* Given problem: Print out the entries below with no edits.

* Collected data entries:
+++
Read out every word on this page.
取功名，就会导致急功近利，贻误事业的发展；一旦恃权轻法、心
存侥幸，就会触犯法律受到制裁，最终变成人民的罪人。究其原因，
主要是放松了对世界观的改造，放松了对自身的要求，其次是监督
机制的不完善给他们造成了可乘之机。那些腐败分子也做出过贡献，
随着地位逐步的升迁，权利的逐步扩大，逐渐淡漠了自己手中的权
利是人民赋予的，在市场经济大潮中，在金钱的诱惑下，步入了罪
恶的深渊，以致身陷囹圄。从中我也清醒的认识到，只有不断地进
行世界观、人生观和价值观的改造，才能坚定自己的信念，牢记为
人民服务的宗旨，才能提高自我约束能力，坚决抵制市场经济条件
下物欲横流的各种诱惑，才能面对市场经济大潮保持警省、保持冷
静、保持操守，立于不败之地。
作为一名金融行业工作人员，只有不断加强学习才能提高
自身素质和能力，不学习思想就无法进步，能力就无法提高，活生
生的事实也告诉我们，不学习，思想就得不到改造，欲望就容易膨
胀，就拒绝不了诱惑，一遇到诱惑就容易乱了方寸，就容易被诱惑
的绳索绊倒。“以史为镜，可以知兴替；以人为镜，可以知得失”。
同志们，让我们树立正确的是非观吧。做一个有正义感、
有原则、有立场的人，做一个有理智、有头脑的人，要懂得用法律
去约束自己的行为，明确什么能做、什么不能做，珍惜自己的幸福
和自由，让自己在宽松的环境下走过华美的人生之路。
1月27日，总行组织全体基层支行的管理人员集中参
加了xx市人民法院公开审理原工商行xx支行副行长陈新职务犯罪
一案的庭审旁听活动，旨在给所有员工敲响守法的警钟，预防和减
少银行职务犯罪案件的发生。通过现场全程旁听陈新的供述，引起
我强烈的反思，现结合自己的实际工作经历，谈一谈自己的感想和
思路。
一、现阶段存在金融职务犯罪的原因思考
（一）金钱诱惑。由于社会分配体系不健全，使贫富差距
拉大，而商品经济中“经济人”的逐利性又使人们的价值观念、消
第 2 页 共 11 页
+++
* Output for this exercise:
Read out every word on this page.
取功名，就会导致急功近利，贻误事业的发展；一旦恃权轻法、心
存侥幸，就会触犯法律受到制裁，最终变成人民的罪人。究其原因，
主要是放松了对世界观的改造，放松了对自身的要求，其次是监督
机制的不完善给他们造成了可乘之机。那些腐败分子也做出过贡献，
随着地位逐步的升迁，权利的逐步扩大，逐渐淡漠了自己手中的权
利是人民赋予的，在市场经济大潮中，在金钱的诱惑下，步入了罪
恶的深渊，以致身陷囹圄。从中我也清醒的认识到，只有不断地进
行世界观、人生观和价值观的改造，才能坚定自己的信念，牢记为
人民服务的宗旨，才能提高自我约束能力，坚决抵制市场经济条件
下物欲横流的各种诱惑，才能面对市场经济大潮保持警省、保持冷
静、保持操守，立于不败之地。
作为一名金融行业工作人员，只有不断加强学习才能提高
自身素质和能力，不学习思想就无法进步，能力就无法提高，活生
生的事实也告诉我们，不学习，思想就得不到改造，欲望就容易膨
胀，就拒绝不了诱惑，一遇到诱惑就容易乱了方寸，就容易被诱惑
的绳索绊倒。“以史为镜，可以知兴替；以人为镜，可以知得失”。
同志们，让我们树立正确的是非观吧。做一个有正义感、
有原则、有立场的人，做一个有理智、有头脑的人，要懂得用法律
去约束自己的行为，明确什么能做、什么不能做，珍惜自己的幸福
和自由，让自己在宽松的环境下走过华美的人生之路。
1月27日，总行组织全体基层支行的管理人员集中参
加了xx市人民法院公开审理原工商行xx支行副行长陈新职务犯罪
一案的庭审旁听活动，旨在给所有员工敲响守法的警钟，预防和减
少银行职务犯罪案件的发生。通过现场全程旁听陈新的供述，引起
我强烈的反思，现结合自己的实际工作经历，谈一谈自己的感想和
思路。
一、现阶段存在金融职务犯罪的原因思考
（一）金钱诱惑。由于社会分配体系不健全，使贫富差距
拉大，而商品经济中“经济人”的逐利性又使人们的价值观念、消
第 2 页 共 11 页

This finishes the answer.